- Given task:
Go through the material and pull out every line with the string "Scheduler" in it.

- Stored records:
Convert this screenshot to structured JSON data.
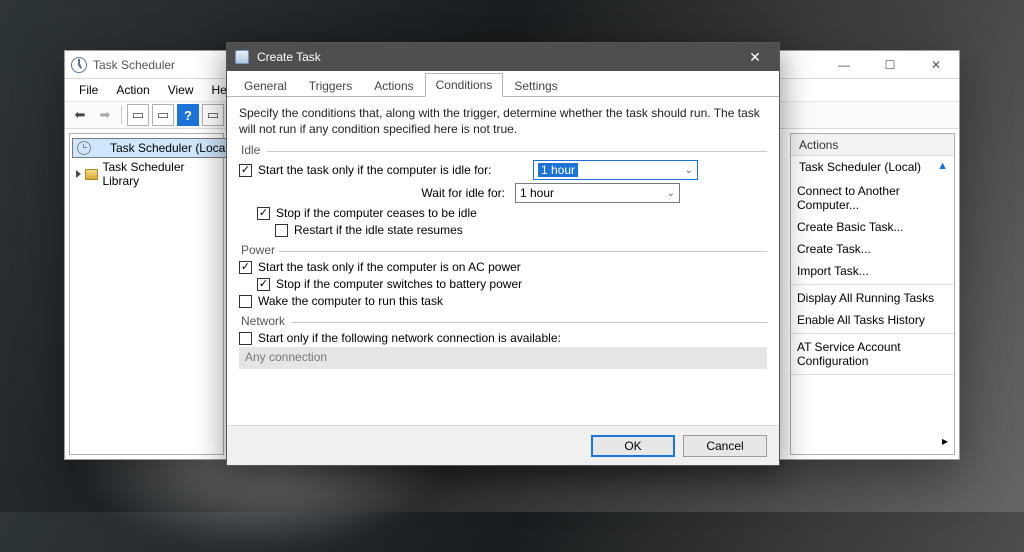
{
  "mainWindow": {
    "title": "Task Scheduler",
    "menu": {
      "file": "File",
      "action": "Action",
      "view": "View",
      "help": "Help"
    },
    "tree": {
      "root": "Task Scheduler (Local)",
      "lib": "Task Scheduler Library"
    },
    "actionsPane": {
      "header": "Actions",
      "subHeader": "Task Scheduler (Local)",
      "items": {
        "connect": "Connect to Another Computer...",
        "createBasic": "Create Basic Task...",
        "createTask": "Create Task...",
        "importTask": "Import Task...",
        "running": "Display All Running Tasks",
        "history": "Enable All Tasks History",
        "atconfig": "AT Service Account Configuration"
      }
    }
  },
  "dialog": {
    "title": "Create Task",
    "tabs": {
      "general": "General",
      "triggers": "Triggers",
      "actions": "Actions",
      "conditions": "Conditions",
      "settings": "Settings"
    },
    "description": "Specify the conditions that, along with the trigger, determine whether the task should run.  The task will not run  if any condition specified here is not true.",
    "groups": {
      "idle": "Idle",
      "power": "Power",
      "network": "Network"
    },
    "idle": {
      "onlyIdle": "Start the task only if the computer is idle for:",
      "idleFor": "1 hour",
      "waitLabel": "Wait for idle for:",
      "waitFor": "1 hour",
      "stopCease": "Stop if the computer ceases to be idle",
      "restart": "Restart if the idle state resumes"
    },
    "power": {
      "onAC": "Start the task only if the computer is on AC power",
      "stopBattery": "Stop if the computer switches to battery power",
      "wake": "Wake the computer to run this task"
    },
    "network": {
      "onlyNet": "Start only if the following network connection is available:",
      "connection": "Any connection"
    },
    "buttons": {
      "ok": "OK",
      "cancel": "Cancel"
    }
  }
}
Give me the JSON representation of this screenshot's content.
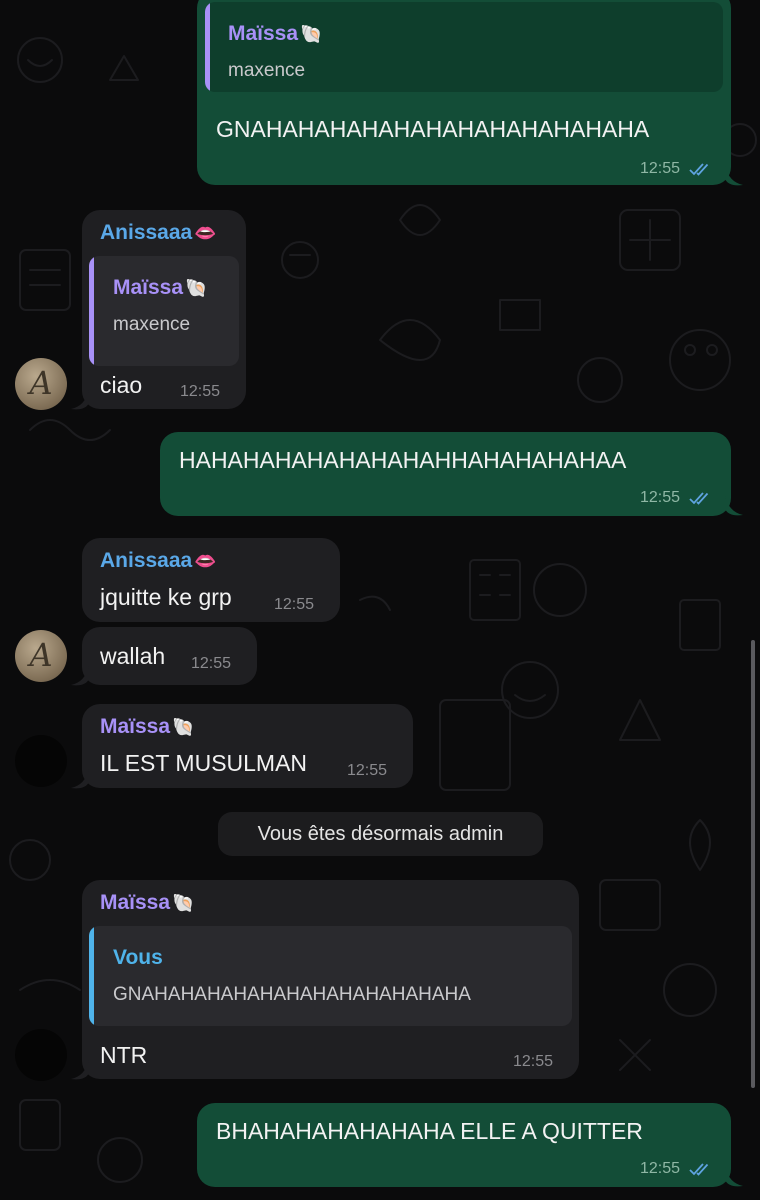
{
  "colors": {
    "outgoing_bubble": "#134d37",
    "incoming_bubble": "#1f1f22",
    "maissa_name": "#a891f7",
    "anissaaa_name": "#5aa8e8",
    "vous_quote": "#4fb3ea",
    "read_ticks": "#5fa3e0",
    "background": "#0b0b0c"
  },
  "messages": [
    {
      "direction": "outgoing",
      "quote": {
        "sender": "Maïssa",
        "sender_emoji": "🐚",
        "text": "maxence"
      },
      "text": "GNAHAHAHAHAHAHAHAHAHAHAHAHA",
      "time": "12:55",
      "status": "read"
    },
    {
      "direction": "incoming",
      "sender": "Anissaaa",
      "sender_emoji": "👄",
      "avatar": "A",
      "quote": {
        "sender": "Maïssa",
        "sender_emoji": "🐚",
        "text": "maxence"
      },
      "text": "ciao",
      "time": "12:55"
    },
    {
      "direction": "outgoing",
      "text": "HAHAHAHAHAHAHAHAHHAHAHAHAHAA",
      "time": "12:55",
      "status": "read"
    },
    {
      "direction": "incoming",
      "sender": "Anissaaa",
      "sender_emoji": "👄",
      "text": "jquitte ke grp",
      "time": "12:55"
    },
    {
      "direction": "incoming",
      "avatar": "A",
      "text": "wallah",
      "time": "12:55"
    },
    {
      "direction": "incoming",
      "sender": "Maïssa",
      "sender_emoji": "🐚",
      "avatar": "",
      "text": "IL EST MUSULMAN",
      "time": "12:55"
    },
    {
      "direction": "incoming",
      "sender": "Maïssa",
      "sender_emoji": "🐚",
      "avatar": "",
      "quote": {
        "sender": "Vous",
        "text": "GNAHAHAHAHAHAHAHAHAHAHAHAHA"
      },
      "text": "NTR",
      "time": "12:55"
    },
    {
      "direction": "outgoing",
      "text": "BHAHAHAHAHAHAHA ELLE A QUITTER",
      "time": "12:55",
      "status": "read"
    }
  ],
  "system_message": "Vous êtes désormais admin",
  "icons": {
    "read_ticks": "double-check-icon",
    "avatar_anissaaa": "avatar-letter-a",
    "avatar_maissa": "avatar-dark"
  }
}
--
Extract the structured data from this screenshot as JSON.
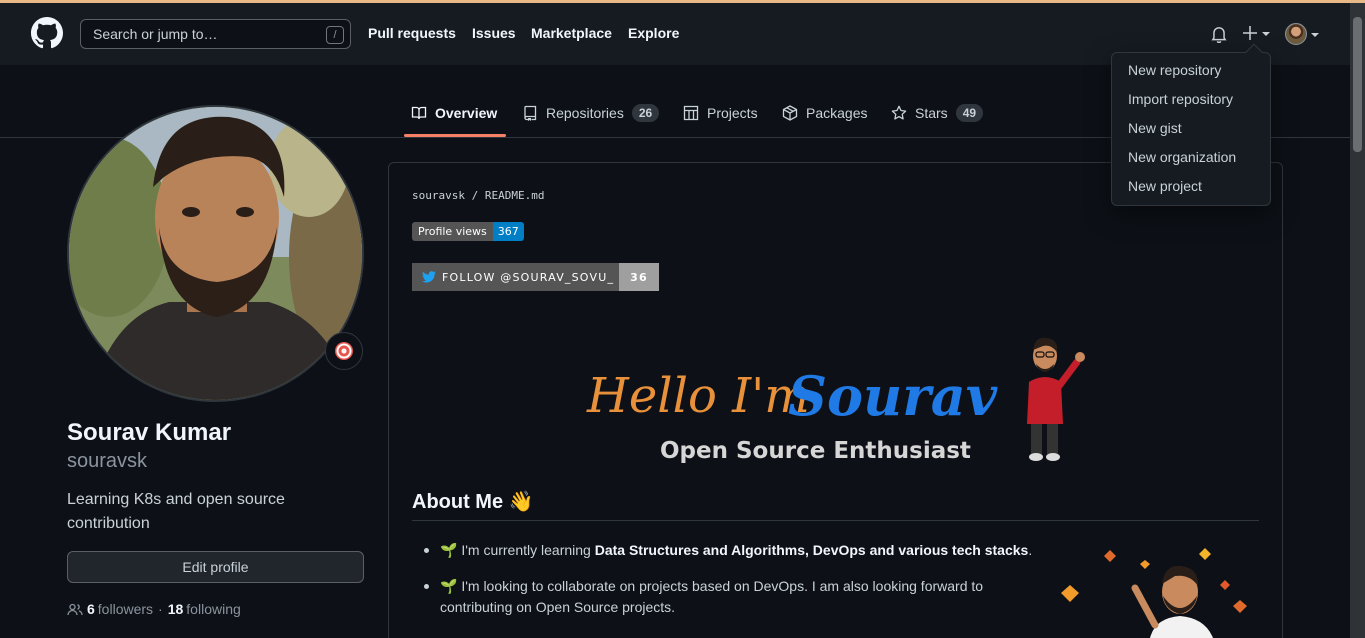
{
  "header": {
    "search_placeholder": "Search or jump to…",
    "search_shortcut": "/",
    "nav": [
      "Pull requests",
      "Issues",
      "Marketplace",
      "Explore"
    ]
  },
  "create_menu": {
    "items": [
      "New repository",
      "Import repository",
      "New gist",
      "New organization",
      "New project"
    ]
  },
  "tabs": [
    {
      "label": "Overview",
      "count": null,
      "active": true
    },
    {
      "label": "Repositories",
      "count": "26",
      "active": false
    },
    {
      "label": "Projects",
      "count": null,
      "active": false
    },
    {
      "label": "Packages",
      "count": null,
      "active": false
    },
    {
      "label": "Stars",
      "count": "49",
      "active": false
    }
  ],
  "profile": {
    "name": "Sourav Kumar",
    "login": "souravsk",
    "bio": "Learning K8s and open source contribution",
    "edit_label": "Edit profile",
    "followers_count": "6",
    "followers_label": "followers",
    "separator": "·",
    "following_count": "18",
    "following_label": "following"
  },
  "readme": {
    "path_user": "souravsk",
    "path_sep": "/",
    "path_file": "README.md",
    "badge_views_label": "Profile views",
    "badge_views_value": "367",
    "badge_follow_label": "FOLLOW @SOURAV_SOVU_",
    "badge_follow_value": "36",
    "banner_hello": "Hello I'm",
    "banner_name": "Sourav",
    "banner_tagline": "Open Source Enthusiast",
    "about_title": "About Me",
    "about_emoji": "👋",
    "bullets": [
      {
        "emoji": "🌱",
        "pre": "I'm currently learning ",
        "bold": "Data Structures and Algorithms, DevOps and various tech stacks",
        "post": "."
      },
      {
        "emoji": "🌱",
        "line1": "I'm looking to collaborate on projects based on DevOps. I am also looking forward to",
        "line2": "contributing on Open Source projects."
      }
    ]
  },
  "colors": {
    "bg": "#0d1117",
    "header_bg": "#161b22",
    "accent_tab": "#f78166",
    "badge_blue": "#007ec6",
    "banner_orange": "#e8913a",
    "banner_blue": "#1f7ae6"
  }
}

- Task output:
    "title": "Task Scheduler",
      "root": "Task Scheduler (Local)",
      "lib": "Task Scheduler Library"
      "subHeader": "Task Scheduler (Local)",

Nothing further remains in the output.